Task — Provide an exact reproduction of every entry.

Record extracts —
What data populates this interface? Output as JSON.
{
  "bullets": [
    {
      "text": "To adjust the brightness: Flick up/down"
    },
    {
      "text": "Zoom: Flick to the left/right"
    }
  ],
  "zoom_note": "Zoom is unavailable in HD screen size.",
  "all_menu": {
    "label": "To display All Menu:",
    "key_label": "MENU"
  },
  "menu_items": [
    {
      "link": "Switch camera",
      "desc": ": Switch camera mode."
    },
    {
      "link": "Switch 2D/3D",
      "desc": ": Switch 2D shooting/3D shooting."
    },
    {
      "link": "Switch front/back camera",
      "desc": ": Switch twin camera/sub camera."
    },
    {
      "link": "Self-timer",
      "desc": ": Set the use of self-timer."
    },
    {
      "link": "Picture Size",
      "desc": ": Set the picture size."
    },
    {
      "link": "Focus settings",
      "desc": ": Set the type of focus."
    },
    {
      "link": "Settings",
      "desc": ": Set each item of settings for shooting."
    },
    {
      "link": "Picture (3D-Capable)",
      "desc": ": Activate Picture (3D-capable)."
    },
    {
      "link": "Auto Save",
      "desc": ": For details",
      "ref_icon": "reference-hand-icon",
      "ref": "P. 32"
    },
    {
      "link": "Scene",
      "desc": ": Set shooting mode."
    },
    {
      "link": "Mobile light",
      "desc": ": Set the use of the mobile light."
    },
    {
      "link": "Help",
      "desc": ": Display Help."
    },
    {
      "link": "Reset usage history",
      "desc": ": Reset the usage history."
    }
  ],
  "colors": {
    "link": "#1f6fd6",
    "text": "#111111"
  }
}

Answer to the problem —
What data populates this interface? Output as JSON.
{
  "bullets": [
    {
      "text": "To adjust the brightness: Flick up/down"
    },
    {
      "text": "Zoom: Flick to the left/right"
    }
  ],
  "zoom_note": "Zoom is unavailable in HD screen size.",
  "all_menu": {
    "label": "To display All Menu:",
    "key_label": "MENU"
  },
  "menu_items": [
    {
      "link": "Switch camera",
      "desc": ": Switch camera mode."
    },
    {
      "link": "Switch 2D/3D",
      "desc": ": Switch 2D shooting/3D shooting."
    },
    {
      "link": "Switch front/back camera",
      "desc": ": Switch twin camera/sub camera."
    },
    {
      "link": "Self-timer",
      "desc": ": Set the use of self-timer."
    },
    {
      "link": "Picture Size",
      "desc": ": Set the picture size."
    },
    {
      "link": "Focus settings",
      "desc": ": Set the type of focus."
    },
    {
      "link": "Settings",
      "desc": ": Set each item of settings for shooting."
    },
    {
      "link": "Picture (3D-Capable)",
      "desc": ": Activate Picture (3D-capable)."
    },
    {
      "link": "Auto Save",
      "desc": ": For details",
      "ref_icon": "reference-hand-icon",
      "ref": "P. 32"
    },
    {
      "link": "Scene",
      "desc": ": Set shooting mode."
    },
    {
      "link": "Mobile light",
      "desc": ": Set the use of the mobile light."
    },
    {
      "link": "Help",
      "desc": ": Display Help."
    },
    {
      "link": "Reset usage history",
      "desc": ": Reset the usage history."
    }
  ],
  "colors": {
    "link": "#1f6fd6",
    "text": "#111111"
  }
}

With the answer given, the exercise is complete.